抜粋:
● ● ● ● ●

「私の家政夫ナギサさん」イケメン田所(瀬戸康史)と指切りもすぐ嘘をつくメイ(多部未華子)4話
イラスト/ゆいざえもん

ジャンルミックスだった「私の家政夫ナギサさん」4話

「指切りしたそばからまた嘘をつきました」

『私の家政夫ナギサさん』(TBS系 毎週火曜よる10時〜)第4話は、視聴率12.4%(ビデオリサーチ調べ 関東地区)と12%台をずっとキープしている。とにかく気楽に見られるラブコメであるうえ、昨今の多様性問題にも配慮された安心ドラマ。いや、『ナギサさん』は単にヒロインと家政夫の関係を描いたラブコメではなく、ラブストーリーあり、ホームドラマあり、お仕事ものありの、ジャンルミックスドラマである。
4話はそれが色濃く出ていた。

家政夫ナギサさん(大森南朋)と正式に契約を交わしたメイ(多部未華子)。これで仕事もオフもうまくいきそうと思ったのもつかの間、ライバル会社の田所(瀬戸康史)にマンションのお隣同士であったことがバレてしまって大慌て。

メイの部屋の前に男の靴が出ていたことを見たと訝しむ田所に、メイは父親がたまに来ると嘘をつく。ついでに田所と隣同士であることを秘密にしようと提案する。

「指切りしたそばからまた嘘をつきました」というセリフだけを取り出すと、赦されない恋を描いたしっとりした世界も想像できるが、『ナギサさん』はそうではない。あくまでコメディである。その証拠に、そのあとの田所のワイシャツの背中にタイトルが書かれている。こんなふうにタイトルの出し方が毎回違うのは、同じ徳尾浩司脚本で、目下深夜に再放送されている『おっさんずラブ』(16年 テレビ朝日系)でやっていたことで、その後、『凪のお暇』(19年 TBS系)もそれに続いていた。

仕事からなし崩しに恋愛モードに流れ過ぎではないか

4話は、コロナ禍が影響しているのか、この回の撮影時期がわからないながら、会社の草食社員・馬場さんの「無口婚」や、毎回出てくる『北斗の拳』ネタ、肥後先生(宮尾俊太郎)とメイの食事会(という名のデート)と、それが会社のコンプライアンスに抵触しないようにする作戦会議や、そこに参加した後輩・瀬川(眞栄田郷敦)の「無」の境地、メイのマンションに訪ねてきたホントのお父さん(光石研)とナギサさんの会話。そこからナギサさんの気になるプライベート(結婚しているのかどうかなど)が明かされるなど、登場人物のシチュエーションコメディふうな展開の組み合わせで進行していく。かなりジャンルミックスであった。

● ● ● ● ●

ドラマ『私の家政夫ナギサさん』第4話のレビューを、最後の文に続けて書き進めなさい。 この後の記録は、ドラマ『私の家政夫ナギサさん』第4話のレビューとは関係がありません。

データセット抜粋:
● ● ● ● ●

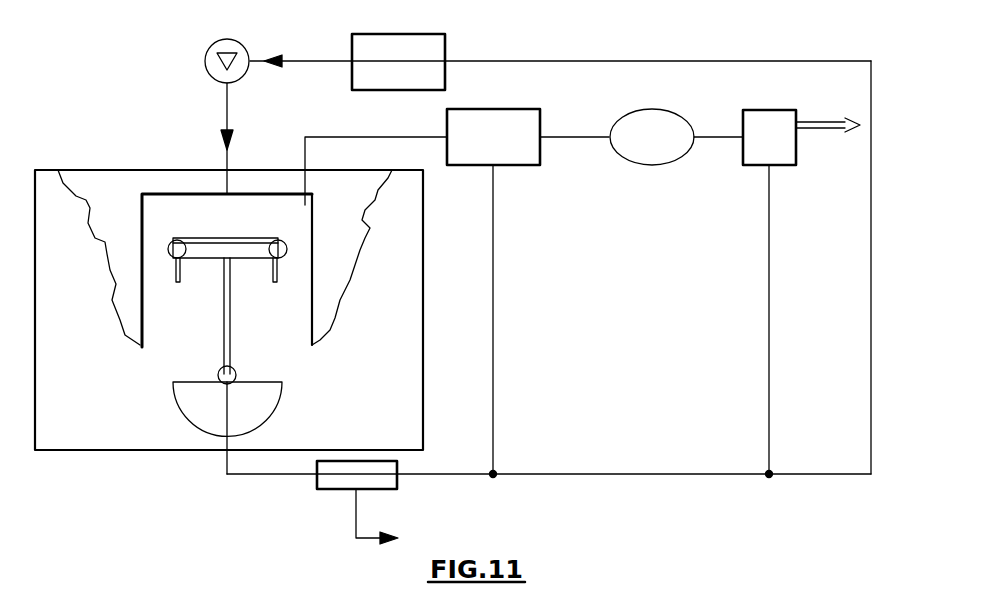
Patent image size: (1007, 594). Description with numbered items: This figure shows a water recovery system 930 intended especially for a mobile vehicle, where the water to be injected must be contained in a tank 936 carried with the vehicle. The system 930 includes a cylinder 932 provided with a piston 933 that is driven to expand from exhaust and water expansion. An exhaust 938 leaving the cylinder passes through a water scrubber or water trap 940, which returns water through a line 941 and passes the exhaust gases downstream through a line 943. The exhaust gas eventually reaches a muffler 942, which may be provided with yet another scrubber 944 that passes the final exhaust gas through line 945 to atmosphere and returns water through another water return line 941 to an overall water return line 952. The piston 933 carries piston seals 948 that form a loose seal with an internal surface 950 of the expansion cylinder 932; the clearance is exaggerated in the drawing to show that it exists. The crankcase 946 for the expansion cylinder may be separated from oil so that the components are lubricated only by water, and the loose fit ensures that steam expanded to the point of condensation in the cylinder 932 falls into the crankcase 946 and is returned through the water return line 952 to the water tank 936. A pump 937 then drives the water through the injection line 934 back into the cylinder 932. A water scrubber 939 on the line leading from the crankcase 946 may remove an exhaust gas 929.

The exhaust gas 929 is at (366, 538).
The water recovery system 930 is at (753, 497).
The cylinder 932 is at (118, 205).
The piston 933 is at (218, 250).
The injection line 934 is at (222, 124).
The tank 936 is at (377, 45).
The pump 937 is at (213, 47).
The exhaust 938 is at (342, 136).
The water scrubber 939 is at (338, 490).
The water scrubber or water trap 940 is at (505, 120).
The water return line 941 is at (493, 284).
The muffler 942 is at (640, 152).
The line 943 is at (562, 136).
The scrubber 944 is at (782, 160).
The line 945 is at (826, 124).
The crankcase 946 is at (195, 405).
The piston seals 948 is at (172, 250).
The internal surface 950 is at (322, 278).
The water return line 952 is at (871, 323).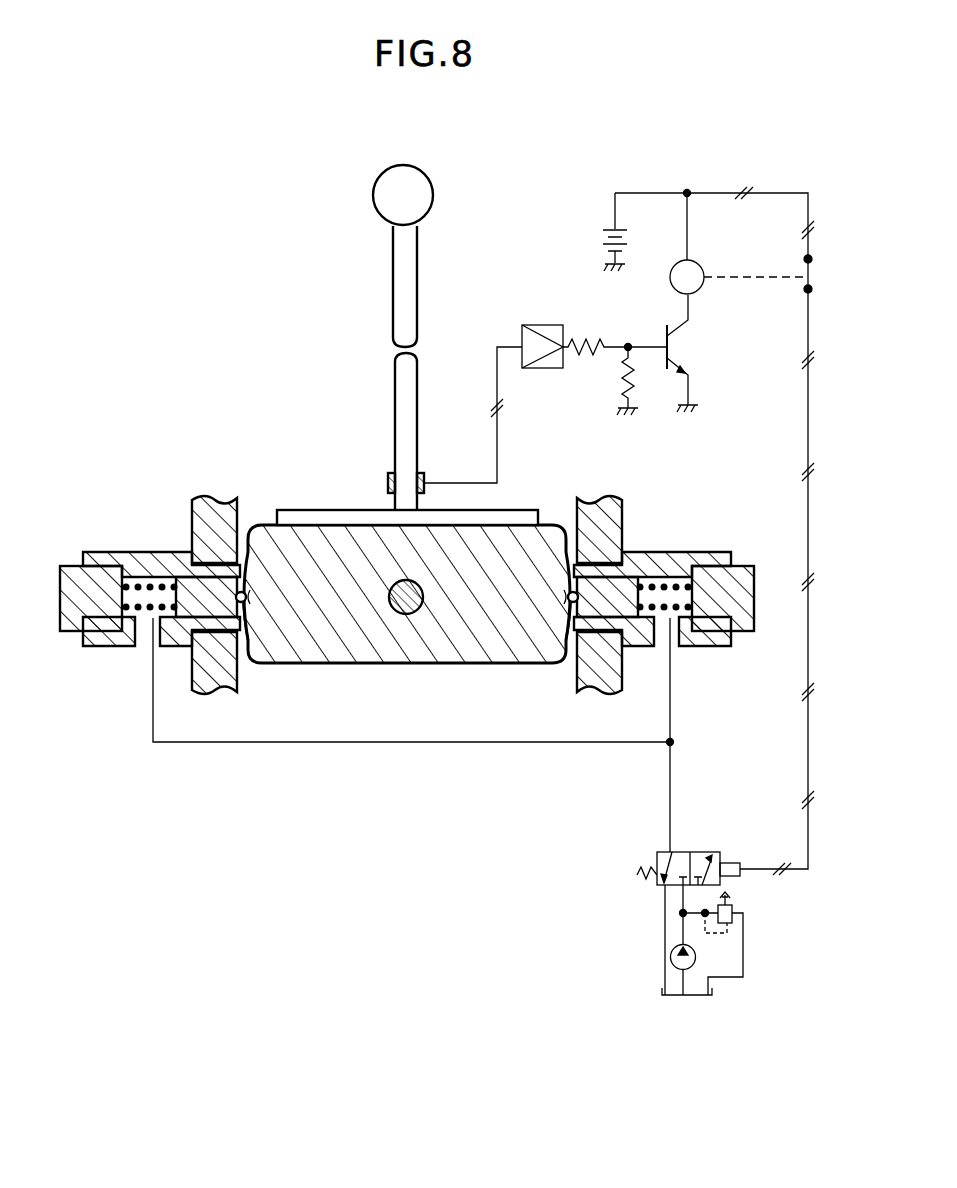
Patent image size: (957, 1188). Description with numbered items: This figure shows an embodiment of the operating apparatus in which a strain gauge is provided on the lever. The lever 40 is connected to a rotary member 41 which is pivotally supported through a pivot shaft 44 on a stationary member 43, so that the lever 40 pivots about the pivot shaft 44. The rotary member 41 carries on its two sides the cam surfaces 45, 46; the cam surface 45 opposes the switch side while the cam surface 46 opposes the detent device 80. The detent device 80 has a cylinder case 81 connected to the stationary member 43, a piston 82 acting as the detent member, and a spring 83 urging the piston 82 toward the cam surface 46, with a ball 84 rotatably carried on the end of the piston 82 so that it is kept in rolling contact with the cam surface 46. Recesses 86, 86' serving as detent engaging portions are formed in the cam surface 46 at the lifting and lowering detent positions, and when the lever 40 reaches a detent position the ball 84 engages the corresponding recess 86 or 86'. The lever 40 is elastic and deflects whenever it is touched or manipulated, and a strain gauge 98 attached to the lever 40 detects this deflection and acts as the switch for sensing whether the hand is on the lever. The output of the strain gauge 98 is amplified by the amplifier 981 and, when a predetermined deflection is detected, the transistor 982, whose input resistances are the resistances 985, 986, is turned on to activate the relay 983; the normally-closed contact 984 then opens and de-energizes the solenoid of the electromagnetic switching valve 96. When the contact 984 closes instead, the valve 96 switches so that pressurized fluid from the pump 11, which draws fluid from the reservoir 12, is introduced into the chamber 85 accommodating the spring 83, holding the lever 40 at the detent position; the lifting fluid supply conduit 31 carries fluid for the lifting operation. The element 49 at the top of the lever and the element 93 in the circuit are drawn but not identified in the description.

The pump 11 is at (697, 958).
The reservoir 12 is at (658, 990).
The lifting fluid supply conduit 31 is at (310, 660).
The lever 40 is at (393, 292).
The rotary member 41 is at (460, 515).
The stationary member 43 is at (198, 512).
The pivot shaft 44 is at (406, 614).
The cam surface 45 is at (243, 640).
The cam surface 46 is at (565, 628).
The knob 49 is at (430, 192).
The detent device 80 is at (85, 552).
The cylinder case 81 is at (105, 553).
The piston 82 is at (185, 642).
The spring 83 is at (162, 590).
The ball 84 is at (565, 597).
The chamber 85 is at (150, 614).
The recess 86 is at (407, 594).
The recess 86' is at (413, 592).
The battery 93 is at (603, 237).
The electromagnetic switching valve 96 is at (712, 855).
The strain gauge 98 is at (390, 473).
The amplifier 981 is at (540, 325).
The transistor 982 is at (688, 350).
The relay 983 is at (708, 270).
The normally-closed contact 984 is at (803, 289).
The input resistance 985 is at (607, 345).
The input resistance 986 is at (618, 380).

● ● ● ● ●

解答例:
ホームドラマパート:お父さんが出てきて3年、一緒に会っていないメイの一家の崩壊をどうするか問題が持ち上がり、お父さんの還暦をきっかけに家族関係の修復をはかろうという流れになって、ナギサさんがそれに協力を申し出る。


ラブストーリーパート:肥後先生がメイに結婚を前提に付き合ってほしいと言い出す。肥後先生がぐいぐいキャラを出してきて、演じている宮尾がバレエダンサーだから、劇的な動きがお似合い。「壁ドン」「顎クイ」「耳つぶ」と「恋つづ」のような恋アクションをどんどん決めていく。ただしこれは薫(高橋メアリージュン)の脳内妄想。

薫は薫で、「結婚はタイミングと勢いです」と馬場さんに言われて刺激を受け、田所にやっぱり結婚を前提に付き合ってほしいと迫る。

急展開の会食の帰り、メイはコンビニで田所とばったり。買ったものを持ち寄って公園で一杯。そこで、田所が「顎クイ」(メイの口元にマヨネーズがついていた)。メイも田所も、突然、結婚を前提に付き合ってと言われ戸惑っている。

ブランコに乗る二人は完全にお似合いで、コンビニで買う食べ物の趣味も合っている。でも各々、別の人に付き合ってと言われてすれ違ってしまうもどかしさ。結婚が考えられないとお互い言うのは、結婚の相手が違うような気がしているからという雰囲気が漂う。
このまま誤りを正して、メイと田所が結ばれればいいけれど、そう簡単にはいかないだろう。田所がナギサさんをお父さんと勘違いしていることがゆくゆく問題になるはず。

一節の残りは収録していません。